**Aim of the exercise:**
Lines containing the word "hinten" are to be located and copied.

------ Exercise material ------

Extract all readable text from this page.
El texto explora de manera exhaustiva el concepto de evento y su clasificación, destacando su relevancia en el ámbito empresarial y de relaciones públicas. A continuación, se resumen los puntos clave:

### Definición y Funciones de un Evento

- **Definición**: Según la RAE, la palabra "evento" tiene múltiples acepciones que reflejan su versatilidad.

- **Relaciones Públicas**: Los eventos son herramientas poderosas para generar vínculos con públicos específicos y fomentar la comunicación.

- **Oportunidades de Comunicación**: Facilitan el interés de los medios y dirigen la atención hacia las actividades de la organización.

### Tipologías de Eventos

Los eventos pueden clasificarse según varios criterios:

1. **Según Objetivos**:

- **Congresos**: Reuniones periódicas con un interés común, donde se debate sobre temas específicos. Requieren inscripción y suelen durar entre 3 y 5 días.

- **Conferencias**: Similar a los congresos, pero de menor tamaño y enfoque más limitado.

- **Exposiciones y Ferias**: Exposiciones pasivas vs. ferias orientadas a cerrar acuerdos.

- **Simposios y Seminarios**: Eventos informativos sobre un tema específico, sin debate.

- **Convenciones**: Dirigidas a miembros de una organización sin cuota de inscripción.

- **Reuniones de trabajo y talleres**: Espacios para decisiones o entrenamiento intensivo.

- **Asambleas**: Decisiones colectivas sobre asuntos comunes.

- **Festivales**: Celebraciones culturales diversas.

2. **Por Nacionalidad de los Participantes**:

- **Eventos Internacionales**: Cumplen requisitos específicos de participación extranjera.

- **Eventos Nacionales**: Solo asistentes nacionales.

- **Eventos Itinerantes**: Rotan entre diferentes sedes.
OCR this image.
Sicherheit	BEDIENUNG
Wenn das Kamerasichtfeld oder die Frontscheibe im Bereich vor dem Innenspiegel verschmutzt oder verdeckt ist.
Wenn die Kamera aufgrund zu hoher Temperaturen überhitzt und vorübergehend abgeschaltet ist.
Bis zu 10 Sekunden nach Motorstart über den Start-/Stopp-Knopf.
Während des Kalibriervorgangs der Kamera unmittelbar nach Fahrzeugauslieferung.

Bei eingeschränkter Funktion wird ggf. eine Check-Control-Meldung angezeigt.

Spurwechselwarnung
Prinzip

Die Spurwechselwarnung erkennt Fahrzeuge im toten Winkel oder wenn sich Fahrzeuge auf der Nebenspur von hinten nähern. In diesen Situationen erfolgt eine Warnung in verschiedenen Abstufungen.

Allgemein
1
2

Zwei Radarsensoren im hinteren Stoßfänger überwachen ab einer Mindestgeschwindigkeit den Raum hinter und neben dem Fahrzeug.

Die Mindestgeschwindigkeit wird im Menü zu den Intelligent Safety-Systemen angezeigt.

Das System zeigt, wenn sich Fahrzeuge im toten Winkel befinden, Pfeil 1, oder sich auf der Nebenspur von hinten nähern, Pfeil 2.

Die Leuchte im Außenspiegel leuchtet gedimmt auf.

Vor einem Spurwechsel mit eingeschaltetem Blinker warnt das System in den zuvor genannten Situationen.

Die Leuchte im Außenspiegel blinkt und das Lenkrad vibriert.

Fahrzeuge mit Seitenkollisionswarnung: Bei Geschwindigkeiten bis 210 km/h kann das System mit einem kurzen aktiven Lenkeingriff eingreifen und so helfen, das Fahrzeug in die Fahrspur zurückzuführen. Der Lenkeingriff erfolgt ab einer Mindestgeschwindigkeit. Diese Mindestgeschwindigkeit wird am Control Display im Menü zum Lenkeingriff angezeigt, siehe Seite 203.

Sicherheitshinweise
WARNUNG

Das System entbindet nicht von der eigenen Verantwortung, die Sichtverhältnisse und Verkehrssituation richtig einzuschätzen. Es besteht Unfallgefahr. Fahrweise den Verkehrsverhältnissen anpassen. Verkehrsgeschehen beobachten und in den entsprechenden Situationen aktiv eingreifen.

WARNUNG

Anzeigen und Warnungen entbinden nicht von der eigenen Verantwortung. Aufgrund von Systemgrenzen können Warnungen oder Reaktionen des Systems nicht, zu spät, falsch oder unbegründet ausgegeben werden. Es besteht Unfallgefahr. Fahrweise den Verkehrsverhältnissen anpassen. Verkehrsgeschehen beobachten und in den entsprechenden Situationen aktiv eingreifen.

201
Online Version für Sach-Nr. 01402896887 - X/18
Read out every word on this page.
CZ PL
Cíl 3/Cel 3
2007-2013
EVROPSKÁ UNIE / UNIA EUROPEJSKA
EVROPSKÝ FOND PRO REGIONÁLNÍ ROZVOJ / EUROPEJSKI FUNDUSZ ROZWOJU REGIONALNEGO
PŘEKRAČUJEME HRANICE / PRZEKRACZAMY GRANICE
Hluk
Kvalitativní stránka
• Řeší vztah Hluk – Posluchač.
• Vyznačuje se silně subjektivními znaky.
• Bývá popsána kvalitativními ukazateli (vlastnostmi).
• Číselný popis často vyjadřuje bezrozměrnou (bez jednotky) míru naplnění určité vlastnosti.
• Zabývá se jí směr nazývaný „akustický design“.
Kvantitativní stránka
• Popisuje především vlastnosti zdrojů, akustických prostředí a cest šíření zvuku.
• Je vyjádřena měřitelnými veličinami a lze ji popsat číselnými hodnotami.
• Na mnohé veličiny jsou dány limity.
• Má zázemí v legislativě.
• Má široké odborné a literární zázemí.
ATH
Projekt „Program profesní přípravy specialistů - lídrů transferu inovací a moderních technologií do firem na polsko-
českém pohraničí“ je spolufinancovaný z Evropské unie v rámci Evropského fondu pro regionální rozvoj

------

**Answer:**
Die Spurwechselwarnung erkennt Fahrzeuge im toten Winkel oder wenn sich Fahrzeuge auf der Nebenspur von hinten nähern. In diesen Situationen erfolgt eine Warnung in verschiedenen Abstufungen.
Das System zeigt, wenn sich Fahrzeuge im toten Winkel befinden, Pfeil 1, oder sich auf der Nebenspur von hinten nähern, Pfeil 2.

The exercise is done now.